• [WHAT TO WORK ON]:
Find and copy every line in the records that includes the string "Spaniel".

··· RAW DATA

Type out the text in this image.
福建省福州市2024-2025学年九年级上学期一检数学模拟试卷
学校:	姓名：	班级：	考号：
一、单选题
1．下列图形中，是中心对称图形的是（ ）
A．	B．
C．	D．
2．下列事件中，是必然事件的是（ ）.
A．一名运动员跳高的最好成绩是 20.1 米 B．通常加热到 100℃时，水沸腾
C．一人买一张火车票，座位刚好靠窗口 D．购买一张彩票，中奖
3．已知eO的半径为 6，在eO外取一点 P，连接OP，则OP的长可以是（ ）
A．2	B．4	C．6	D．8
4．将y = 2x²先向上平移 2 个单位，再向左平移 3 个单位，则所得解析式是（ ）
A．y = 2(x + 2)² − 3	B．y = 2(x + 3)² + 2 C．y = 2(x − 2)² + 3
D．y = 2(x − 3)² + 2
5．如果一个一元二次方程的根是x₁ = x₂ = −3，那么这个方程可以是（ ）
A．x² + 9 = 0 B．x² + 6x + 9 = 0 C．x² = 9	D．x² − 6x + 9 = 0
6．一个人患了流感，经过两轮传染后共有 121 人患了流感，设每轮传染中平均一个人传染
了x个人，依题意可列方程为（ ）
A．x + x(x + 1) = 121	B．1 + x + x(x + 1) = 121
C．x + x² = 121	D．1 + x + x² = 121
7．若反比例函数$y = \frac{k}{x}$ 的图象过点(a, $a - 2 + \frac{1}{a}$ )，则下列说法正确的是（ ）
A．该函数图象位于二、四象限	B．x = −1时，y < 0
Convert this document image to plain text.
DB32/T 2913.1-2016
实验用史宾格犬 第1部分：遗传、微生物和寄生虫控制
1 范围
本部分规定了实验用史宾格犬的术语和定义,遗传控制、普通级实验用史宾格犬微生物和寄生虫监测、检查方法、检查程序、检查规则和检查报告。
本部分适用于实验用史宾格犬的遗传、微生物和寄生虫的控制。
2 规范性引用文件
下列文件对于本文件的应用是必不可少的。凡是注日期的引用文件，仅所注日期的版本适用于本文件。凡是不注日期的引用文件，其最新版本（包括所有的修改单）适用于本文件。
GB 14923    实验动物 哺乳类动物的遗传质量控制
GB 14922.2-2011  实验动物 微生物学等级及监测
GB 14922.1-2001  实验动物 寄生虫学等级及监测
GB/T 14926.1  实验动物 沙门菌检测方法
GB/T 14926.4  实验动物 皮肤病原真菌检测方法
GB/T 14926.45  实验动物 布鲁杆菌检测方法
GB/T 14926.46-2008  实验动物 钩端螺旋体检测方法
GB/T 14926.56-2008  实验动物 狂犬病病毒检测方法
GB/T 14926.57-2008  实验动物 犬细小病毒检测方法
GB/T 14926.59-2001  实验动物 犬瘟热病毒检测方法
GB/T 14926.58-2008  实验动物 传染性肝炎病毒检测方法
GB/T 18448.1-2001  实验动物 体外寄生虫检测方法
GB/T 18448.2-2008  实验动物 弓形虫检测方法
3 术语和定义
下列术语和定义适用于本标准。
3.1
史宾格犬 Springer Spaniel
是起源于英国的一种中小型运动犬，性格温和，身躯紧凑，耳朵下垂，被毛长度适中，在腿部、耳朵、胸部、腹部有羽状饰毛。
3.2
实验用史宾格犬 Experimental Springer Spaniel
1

······

• [WRITTEN SOLUTION]:
史宾格犬 Springer Spaniel
实验用史宾格犬 Experimental Springer Spaniel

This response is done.